EXTRACT
Yes, some engineers balked at the idea at first, but once they started using the key labels and standing up dashboards and easily writing alerts, they were quick to see the value. Couple that with the ability to go between logs and metrics seamlessly, and we quickly saw developers latch on to this new framework.

Getting more for less

Grafana Cloud has considerably reduced our team’s workload. We no longer worry about managing our self-hosted stack or troubleshooting permission issues with querying across our networks — it’s all handled for us.

And that two-key labeling discipline is paying off. We now have a combination of fine-grained and coarse-grained views. We can go from business metrics down to low-level service line and service metrics and back again by using variables we place on labels in our dashboards. 

This uniformity between the tools makes it easy to do many tasks, because we can aggregate everything into one dashboard and let others go out and create their own alerts. That’s not something we could have done with other observability tools, and we expect those label hooks to continue to pay off as we grow and adopt other Grafana Cloud services or integrate third-party data sources. 

Tamping down costs

In addition to lower maintenance, we also realized considerable cost savings, but not before we ran into some early budgeting constraints. Our initial costs trended above our monthly target on Grafana Cloud Logs, though we expected some variance as teams adopted better log management practices. To tackle those overages, we monitored log ingest volume and worked with development teams to dial back log levels once debugging efforts were completed.

What caught us off guard was how fast our costs could increase on Grafana Cloud Metrics. It can be difficult to predict what a metric will cost, but we did notice that each new service or exporter correlated with a significant spending increase.

RECORDED INFORMATION
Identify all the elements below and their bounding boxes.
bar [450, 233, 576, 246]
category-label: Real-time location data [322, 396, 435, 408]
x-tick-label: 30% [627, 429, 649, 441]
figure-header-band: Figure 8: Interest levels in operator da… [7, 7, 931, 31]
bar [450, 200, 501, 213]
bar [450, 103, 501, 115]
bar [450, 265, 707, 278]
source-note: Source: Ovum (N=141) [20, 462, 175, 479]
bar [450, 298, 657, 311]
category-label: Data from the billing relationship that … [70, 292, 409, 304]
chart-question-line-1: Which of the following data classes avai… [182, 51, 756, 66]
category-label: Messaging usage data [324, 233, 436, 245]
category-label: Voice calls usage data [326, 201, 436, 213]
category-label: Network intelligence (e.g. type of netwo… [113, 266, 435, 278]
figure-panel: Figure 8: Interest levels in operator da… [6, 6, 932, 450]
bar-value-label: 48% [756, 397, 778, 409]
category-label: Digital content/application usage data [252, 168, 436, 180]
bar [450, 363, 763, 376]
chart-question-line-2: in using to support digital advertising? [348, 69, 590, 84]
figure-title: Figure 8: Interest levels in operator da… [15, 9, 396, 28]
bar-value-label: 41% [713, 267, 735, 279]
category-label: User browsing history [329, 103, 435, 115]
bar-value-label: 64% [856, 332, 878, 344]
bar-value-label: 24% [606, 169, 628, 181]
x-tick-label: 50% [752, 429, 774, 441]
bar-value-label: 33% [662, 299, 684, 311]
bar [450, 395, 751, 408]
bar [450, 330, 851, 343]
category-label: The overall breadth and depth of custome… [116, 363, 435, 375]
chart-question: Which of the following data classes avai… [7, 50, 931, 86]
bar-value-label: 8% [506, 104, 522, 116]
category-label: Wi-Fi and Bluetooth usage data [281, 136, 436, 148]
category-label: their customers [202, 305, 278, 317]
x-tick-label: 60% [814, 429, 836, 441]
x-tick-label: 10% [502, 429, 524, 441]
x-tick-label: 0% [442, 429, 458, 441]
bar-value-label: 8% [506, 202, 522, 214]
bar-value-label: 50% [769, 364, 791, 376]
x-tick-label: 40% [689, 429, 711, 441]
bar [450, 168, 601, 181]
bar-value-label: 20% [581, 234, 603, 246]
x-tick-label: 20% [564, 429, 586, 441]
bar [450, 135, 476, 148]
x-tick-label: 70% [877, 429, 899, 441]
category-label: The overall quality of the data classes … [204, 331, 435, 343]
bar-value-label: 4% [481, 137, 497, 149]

TASK
In the Grafana Cloud text, what did the team do to tackle the overages on Grafana Cloud Logs?

EXERCISE OUTPUT
They monitored log ingest volume and worked with development teams to dial back log levels once debugging efforts were completed.